— SHORT TASK —
In the listing that follows, count each line where the word "given" appears; write nothing but the count.

— RECORDS FOR THIS TASK —
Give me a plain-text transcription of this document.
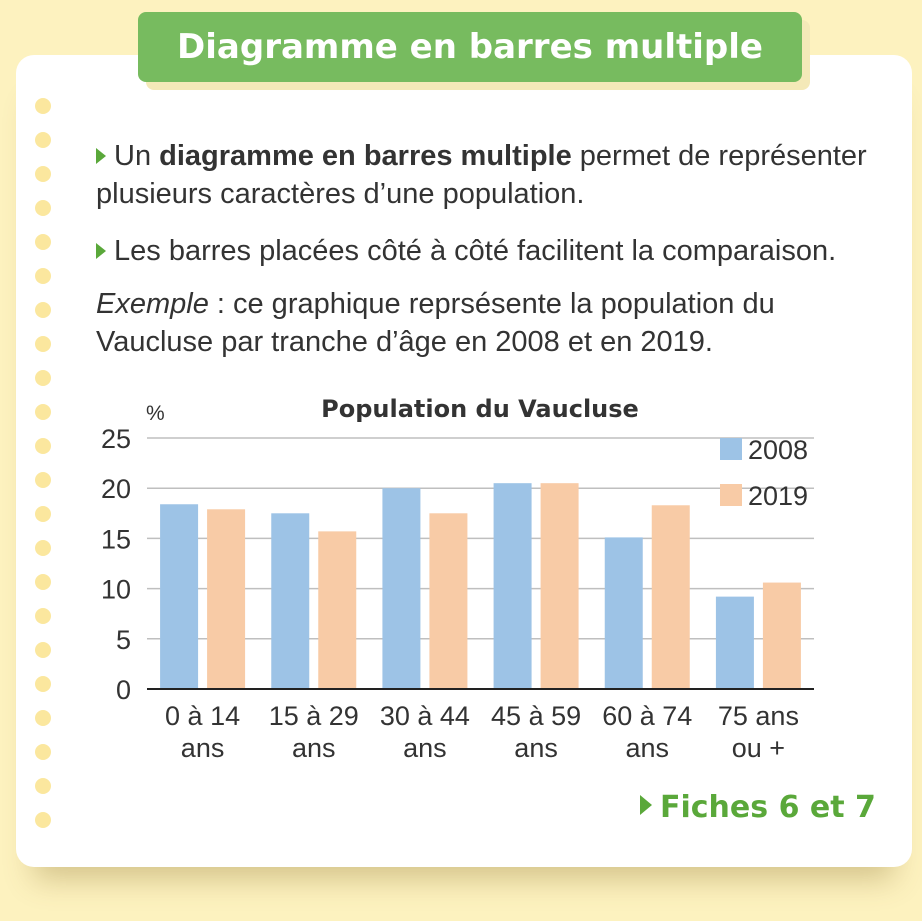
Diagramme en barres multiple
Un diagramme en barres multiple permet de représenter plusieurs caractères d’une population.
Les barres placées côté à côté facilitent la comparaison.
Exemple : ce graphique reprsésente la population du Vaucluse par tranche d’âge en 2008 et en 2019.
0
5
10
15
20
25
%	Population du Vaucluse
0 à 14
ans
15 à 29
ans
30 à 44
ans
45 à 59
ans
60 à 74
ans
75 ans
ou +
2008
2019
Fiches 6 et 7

---

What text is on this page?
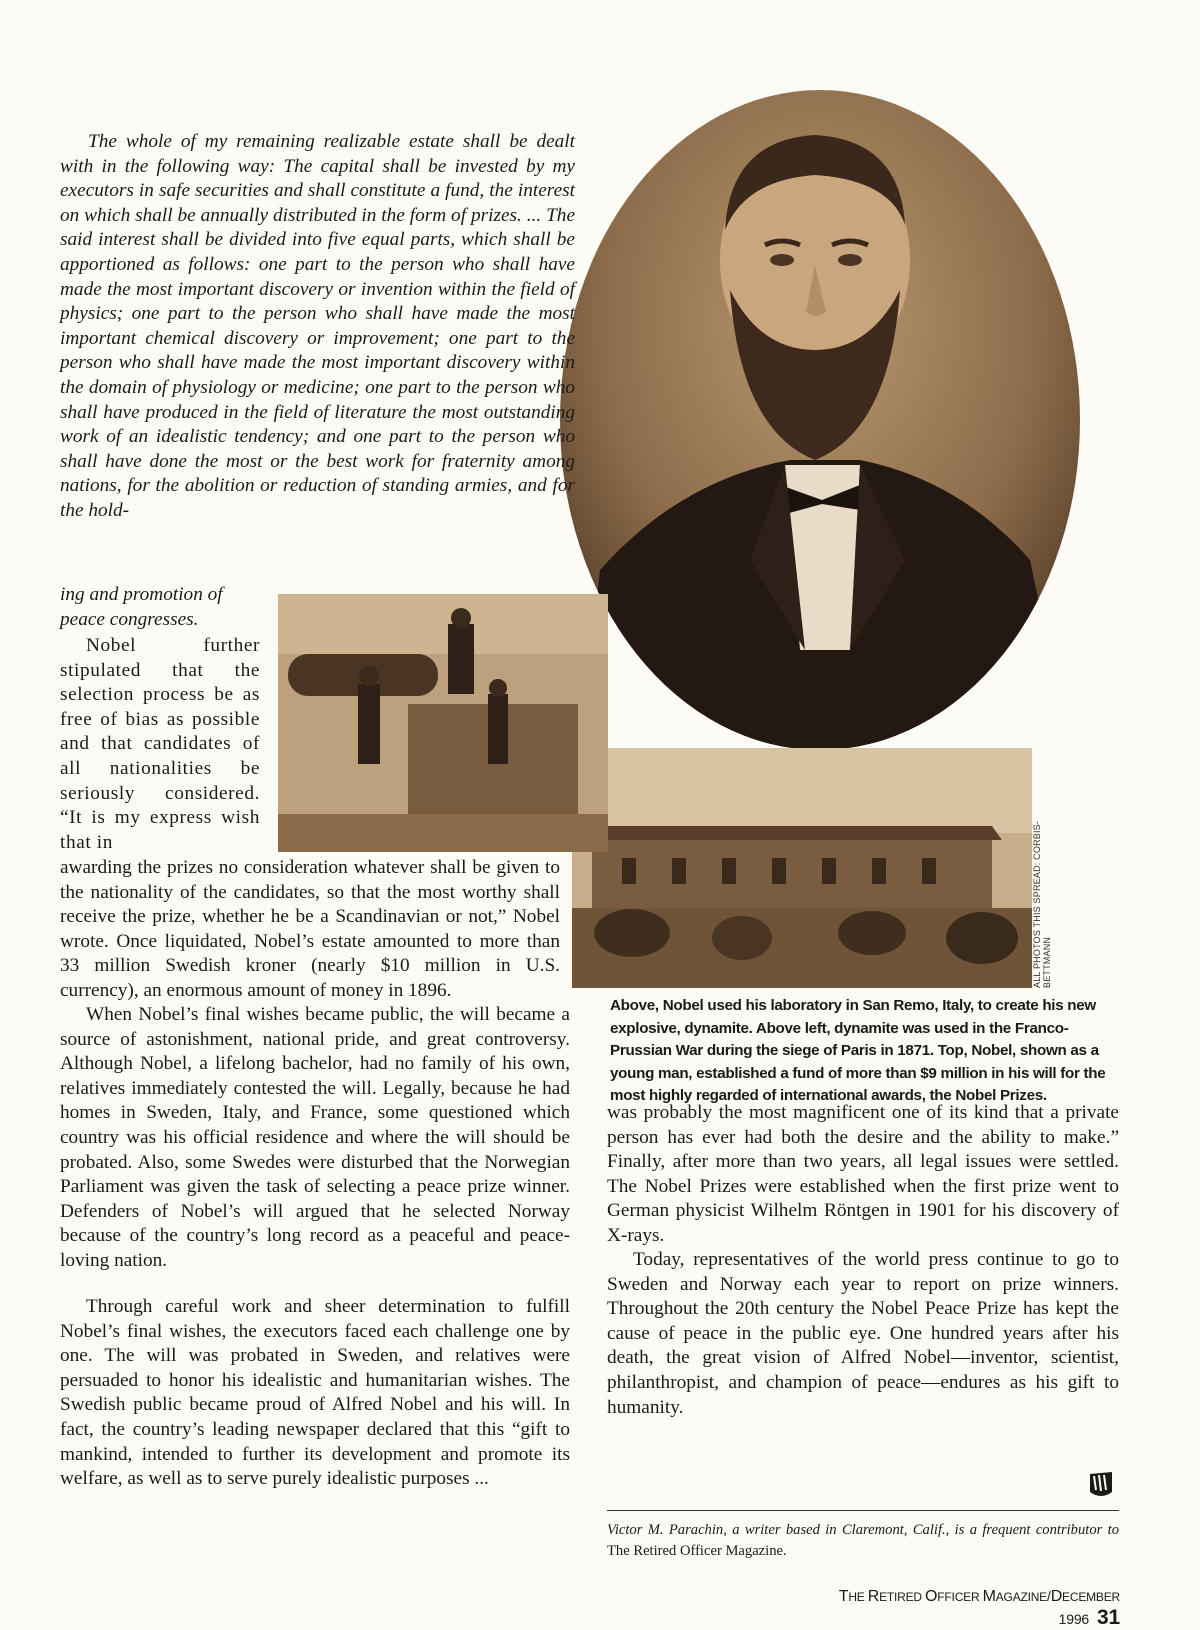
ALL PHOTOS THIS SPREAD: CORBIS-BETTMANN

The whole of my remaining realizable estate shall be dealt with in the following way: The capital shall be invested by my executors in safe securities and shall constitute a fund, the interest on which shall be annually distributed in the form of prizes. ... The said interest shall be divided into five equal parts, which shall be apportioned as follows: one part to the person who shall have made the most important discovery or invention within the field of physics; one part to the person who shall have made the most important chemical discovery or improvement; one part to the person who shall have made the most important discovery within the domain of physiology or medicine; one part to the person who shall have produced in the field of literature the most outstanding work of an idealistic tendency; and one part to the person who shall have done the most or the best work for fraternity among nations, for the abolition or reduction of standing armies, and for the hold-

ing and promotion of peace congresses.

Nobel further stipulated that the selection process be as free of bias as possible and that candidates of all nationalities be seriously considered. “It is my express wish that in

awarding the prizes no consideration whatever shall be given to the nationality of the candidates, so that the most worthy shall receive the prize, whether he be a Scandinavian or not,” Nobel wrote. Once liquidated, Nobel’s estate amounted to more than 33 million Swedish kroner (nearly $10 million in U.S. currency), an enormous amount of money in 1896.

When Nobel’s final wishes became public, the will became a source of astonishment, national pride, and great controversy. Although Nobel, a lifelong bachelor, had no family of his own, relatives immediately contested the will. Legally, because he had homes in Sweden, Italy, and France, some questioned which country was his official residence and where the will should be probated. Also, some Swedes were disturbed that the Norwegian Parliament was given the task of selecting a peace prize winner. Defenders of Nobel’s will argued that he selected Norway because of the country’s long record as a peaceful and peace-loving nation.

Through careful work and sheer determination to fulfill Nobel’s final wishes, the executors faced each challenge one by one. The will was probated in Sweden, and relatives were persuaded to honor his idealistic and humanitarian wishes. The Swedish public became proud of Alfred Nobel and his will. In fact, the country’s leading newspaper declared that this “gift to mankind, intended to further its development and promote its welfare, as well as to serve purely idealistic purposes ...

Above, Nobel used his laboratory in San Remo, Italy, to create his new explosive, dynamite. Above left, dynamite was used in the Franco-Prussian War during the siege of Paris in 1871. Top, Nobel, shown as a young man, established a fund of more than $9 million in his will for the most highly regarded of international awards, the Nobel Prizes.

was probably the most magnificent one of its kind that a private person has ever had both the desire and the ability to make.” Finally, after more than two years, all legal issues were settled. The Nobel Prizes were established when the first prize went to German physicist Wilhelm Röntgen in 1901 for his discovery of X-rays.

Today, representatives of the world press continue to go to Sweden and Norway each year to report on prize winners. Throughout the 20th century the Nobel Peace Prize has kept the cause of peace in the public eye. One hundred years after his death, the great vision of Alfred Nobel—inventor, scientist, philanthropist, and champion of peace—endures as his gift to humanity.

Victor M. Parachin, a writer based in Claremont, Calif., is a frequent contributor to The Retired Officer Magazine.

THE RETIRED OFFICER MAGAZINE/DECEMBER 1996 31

— THE ANSWER —
2